- **Exercise description**
Gather each line of the records where "квалификационных" appears.

─── Input rows ───

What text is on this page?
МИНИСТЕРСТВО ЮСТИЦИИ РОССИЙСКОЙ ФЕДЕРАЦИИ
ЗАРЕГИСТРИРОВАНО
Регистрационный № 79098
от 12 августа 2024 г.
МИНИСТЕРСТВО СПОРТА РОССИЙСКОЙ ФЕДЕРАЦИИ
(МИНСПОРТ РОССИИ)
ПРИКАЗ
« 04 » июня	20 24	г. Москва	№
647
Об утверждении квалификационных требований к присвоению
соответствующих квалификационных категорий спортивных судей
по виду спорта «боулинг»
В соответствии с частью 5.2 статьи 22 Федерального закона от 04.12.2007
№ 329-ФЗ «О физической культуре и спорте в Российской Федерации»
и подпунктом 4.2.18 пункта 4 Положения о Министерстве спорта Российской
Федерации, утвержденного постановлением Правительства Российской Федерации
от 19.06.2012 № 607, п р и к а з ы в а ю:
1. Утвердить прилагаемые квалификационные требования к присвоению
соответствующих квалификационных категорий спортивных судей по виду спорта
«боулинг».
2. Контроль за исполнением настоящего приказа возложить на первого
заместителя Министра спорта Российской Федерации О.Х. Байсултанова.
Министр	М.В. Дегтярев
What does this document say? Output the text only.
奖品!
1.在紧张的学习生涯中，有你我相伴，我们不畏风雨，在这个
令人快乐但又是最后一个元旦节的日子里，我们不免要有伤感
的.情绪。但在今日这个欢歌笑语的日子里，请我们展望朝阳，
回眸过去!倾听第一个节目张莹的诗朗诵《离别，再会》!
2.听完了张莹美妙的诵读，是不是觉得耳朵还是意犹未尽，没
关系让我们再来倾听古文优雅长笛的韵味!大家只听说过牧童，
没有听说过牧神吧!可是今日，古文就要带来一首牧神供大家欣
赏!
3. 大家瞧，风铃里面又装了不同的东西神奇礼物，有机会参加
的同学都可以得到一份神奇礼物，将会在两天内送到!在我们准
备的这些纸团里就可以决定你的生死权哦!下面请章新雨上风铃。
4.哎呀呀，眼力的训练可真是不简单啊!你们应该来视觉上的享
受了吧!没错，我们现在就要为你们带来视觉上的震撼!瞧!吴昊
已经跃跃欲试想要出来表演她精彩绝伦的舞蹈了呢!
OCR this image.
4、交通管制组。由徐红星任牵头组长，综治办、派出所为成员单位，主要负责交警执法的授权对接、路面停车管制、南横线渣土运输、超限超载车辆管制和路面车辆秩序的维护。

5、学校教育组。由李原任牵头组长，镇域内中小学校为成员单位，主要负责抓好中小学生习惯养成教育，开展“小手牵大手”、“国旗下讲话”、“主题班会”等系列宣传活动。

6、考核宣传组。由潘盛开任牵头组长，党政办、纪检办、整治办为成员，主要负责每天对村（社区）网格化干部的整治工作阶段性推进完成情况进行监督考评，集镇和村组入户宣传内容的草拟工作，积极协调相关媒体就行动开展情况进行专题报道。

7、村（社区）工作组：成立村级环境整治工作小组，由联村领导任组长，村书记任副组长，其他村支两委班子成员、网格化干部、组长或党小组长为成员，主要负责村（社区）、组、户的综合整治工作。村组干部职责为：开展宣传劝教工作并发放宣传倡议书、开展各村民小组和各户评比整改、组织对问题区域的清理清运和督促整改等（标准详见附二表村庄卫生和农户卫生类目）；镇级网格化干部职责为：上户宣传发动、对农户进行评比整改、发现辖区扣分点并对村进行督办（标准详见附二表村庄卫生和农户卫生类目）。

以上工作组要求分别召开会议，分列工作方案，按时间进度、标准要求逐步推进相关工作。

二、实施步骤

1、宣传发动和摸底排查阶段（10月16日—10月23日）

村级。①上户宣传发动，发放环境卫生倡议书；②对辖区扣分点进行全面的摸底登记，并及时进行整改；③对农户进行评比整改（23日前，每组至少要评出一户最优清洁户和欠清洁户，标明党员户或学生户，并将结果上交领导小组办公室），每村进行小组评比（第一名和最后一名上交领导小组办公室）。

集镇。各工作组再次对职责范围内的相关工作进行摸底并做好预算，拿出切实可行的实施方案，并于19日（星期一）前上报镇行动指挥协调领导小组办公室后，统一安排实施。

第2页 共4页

───

- **Finished answer**
Об утверждении квалификационных требований к присвоению
соответствующих квалификационных категорий спортивных судей
соответствующих квалификационных категорий спортивных судей по виду спорта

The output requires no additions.